■ Exercise
All lines in the data bearing the string "established" should be identified and copied.

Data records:
━━━━━━━━
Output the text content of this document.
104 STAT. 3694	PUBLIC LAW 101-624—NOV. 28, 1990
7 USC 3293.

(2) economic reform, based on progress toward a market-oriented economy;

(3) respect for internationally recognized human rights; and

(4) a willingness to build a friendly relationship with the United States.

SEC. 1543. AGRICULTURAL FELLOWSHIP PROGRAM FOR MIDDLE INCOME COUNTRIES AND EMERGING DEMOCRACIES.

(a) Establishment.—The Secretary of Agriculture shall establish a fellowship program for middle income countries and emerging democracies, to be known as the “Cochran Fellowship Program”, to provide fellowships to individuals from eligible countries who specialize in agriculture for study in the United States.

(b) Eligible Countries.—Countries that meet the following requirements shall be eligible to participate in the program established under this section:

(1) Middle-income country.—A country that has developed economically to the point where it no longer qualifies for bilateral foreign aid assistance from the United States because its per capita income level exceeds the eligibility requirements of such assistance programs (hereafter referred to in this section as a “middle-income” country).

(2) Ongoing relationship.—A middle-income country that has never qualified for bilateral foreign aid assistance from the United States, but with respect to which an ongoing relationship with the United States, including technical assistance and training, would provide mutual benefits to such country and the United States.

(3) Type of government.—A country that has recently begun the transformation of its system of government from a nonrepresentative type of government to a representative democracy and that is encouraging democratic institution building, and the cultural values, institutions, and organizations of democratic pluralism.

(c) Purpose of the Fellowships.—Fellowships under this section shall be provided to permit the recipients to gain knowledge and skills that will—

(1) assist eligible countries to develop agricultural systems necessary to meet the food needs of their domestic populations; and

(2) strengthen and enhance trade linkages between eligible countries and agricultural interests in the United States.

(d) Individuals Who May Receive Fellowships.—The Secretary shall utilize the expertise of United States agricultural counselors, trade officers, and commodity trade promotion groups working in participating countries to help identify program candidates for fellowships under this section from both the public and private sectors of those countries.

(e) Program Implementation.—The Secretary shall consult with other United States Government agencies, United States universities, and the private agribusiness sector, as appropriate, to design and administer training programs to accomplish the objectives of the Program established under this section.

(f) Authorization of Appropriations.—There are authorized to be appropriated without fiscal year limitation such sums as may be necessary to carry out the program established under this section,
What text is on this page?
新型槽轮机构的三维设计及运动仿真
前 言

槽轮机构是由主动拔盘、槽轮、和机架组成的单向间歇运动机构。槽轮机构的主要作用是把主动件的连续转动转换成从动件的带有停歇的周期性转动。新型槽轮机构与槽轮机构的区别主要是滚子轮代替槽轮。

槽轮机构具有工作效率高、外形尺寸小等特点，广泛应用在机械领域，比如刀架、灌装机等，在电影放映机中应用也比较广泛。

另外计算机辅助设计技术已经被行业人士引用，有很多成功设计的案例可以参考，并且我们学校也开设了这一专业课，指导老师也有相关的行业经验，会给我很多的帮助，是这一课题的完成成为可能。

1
━━━━━━━━
■ Reply
(b) Eligible Countries.—Countries that meet the following requirements shall be eligible to participate in the program established under this section:
(e) Program Implementation.—The Secretary shall consult with other United States Government agencies, United States universities, and the private agribusiness sector, as appropriate, to design and administer training programs to accomplish the objectives of the Program established under this section.
(f) Authorization of Appropriations.—There are authorized to be appropriated without fiscal year limitation such sums as may be necessary to carry out the program established under this section,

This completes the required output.